▶ [What you will do]:
In the material below, find every line with "качестве" and pull it out.

>> Start Records shown

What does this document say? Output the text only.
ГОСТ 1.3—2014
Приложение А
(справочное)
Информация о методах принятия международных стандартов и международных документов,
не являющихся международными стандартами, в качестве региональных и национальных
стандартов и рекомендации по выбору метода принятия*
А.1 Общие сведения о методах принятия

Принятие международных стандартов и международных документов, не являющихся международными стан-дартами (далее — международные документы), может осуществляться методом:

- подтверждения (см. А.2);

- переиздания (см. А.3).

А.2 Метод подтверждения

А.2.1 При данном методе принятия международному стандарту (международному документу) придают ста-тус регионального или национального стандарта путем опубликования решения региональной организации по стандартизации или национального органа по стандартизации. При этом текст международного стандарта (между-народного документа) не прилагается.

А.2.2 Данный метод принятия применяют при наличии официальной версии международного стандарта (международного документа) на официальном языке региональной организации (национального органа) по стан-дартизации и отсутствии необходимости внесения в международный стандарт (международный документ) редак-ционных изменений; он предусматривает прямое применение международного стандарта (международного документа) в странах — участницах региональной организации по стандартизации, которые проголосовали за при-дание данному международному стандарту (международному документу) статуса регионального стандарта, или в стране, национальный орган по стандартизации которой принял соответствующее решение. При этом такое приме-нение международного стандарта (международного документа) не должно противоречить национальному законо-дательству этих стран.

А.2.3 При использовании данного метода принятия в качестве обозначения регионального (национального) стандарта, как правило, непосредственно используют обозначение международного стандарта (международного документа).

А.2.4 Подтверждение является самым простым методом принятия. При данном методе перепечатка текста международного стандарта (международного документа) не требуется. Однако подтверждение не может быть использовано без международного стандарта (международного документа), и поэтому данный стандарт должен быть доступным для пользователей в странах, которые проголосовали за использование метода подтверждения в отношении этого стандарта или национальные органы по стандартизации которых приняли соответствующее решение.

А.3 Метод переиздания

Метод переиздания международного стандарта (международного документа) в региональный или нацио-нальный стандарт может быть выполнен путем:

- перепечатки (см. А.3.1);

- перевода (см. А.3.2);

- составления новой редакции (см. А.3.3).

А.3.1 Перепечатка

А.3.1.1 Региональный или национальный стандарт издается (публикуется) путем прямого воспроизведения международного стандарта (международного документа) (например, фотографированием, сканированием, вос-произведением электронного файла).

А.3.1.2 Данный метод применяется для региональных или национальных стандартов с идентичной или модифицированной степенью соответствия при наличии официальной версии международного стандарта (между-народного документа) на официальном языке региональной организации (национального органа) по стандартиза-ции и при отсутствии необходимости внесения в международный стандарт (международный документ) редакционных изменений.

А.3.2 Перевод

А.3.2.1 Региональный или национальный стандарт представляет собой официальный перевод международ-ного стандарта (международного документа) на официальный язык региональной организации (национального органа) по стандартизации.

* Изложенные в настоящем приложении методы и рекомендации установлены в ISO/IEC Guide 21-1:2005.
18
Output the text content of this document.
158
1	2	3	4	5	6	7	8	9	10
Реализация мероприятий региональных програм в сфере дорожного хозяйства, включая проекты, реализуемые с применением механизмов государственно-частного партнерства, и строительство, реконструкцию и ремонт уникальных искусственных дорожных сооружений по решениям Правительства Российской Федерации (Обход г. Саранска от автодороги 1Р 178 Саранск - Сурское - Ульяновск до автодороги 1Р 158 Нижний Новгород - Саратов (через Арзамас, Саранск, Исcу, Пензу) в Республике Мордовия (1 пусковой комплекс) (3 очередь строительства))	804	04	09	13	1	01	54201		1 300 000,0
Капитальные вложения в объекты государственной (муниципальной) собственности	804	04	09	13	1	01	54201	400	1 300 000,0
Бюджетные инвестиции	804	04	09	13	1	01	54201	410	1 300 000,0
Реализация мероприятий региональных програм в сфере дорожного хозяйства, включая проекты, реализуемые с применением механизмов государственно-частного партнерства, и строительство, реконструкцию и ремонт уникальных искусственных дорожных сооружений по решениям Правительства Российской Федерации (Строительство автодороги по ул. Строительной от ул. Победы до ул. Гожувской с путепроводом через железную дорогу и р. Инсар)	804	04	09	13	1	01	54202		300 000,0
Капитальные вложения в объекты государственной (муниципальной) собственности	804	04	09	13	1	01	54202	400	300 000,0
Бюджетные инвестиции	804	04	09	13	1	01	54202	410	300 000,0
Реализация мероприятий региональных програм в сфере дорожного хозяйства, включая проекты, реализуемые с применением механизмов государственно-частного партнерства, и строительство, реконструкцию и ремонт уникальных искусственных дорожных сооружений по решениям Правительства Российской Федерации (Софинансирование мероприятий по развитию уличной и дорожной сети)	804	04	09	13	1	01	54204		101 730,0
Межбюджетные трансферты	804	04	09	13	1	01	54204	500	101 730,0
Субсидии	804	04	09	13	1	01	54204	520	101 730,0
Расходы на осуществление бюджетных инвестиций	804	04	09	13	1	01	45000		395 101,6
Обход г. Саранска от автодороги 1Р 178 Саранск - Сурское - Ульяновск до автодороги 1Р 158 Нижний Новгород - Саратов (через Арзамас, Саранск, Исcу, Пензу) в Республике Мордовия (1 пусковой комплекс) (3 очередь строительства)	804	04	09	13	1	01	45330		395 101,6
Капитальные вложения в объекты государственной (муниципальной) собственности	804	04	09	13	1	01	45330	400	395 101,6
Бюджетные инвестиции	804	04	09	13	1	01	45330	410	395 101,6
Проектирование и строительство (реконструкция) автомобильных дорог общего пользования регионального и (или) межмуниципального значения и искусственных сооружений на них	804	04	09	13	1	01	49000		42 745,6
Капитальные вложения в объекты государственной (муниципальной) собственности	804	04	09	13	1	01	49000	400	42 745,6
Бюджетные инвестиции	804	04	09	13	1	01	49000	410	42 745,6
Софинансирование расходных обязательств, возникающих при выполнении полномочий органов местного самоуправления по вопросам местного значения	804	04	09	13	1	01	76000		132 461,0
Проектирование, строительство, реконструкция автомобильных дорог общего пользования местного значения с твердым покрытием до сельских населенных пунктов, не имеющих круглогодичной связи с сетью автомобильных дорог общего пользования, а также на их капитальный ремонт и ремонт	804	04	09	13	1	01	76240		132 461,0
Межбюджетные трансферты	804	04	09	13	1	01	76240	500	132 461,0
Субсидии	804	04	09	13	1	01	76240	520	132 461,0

>> End Records shown
>> Start Records shown

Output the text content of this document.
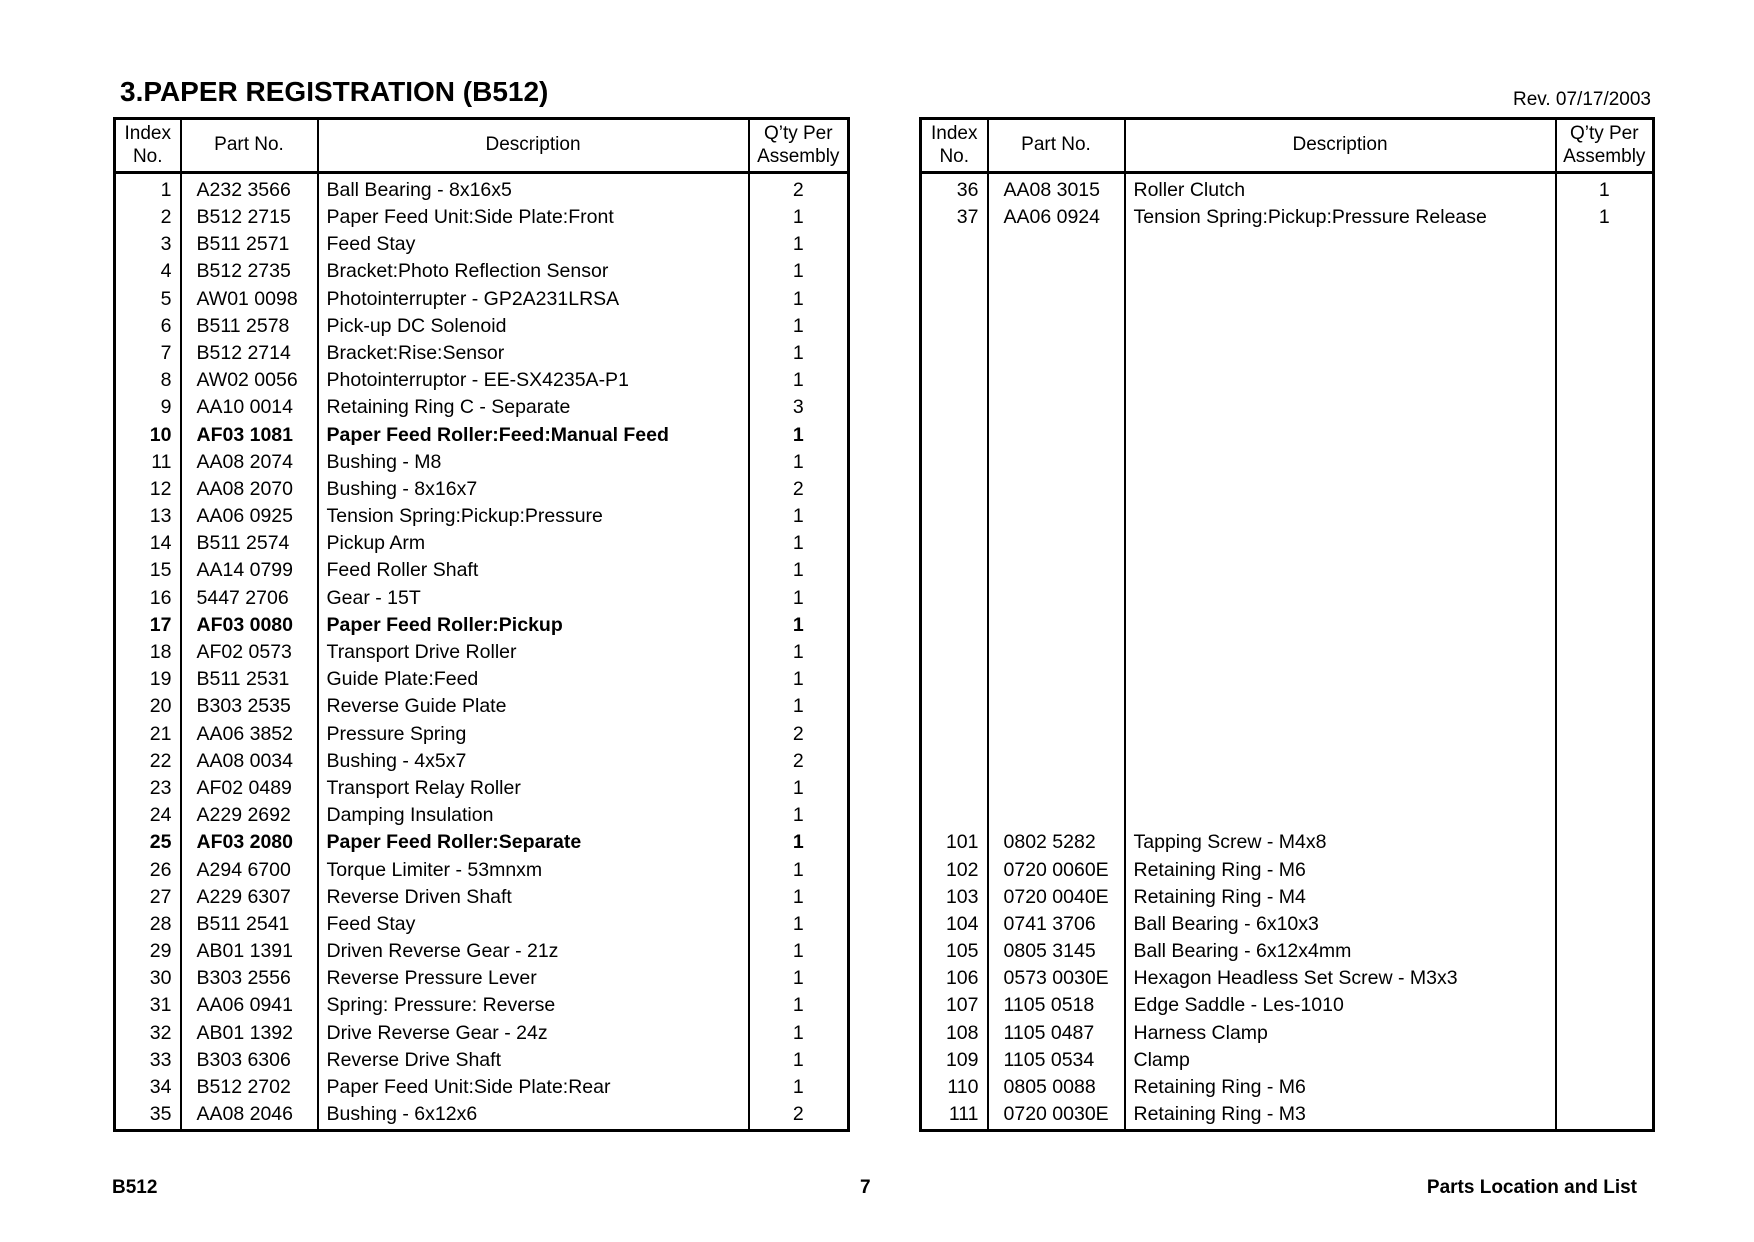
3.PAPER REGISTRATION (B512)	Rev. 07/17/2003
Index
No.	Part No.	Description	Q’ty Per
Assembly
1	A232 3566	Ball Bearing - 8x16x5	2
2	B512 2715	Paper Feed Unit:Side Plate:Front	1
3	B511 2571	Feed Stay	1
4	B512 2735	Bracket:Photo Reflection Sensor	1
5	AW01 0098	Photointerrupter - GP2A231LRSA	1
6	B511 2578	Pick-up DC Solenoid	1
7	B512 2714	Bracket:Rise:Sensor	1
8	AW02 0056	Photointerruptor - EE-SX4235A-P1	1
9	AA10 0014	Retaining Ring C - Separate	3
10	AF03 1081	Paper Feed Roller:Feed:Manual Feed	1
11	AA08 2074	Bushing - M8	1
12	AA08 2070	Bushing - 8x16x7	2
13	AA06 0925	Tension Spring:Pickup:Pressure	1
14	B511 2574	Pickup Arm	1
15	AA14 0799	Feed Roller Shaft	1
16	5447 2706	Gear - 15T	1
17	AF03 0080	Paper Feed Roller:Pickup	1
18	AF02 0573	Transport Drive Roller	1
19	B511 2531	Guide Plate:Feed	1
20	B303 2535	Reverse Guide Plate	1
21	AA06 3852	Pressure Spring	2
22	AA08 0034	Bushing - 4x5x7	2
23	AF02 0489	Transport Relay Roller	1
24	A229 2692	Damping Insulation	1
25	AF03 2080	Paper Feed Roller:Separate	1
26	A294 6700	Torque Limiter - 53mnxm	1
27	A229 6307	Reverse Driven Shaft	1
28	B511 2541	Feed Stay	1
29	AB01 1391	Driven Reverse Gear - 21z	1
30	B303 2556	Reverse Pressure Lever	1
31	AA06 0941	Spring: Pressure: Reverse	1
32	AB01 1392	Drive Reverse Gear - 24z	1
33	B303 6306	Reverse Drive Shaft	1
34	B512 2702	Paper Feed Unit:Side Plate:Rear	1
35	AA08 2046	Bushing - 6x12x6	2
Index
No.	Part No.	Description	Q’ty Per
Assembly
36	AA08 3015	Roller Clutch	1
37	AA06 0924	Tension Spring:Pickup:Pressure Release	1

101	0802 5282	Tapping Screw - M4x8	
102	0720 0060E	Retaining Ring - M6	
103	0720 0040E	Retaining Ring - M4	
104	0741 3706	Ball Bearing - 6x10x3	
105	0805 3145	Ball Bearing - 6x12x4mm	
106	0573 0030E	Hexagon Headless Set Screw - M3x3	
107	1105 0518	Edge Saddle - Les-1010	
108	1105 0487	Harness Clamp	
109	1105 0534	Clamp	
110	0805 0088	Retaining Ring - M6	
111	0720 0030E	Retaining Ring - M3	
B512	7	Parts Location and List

>> End Records shown

▶ [Output for this exercise]:
не являющихся международными стандартами, в качестве региональных и национальных
А.2.3 При использовании данного метода принятия в качестве обозначения регионального (национального) стандарта, как правило, непосредственно используют обозначение международного стандарта (международного документа).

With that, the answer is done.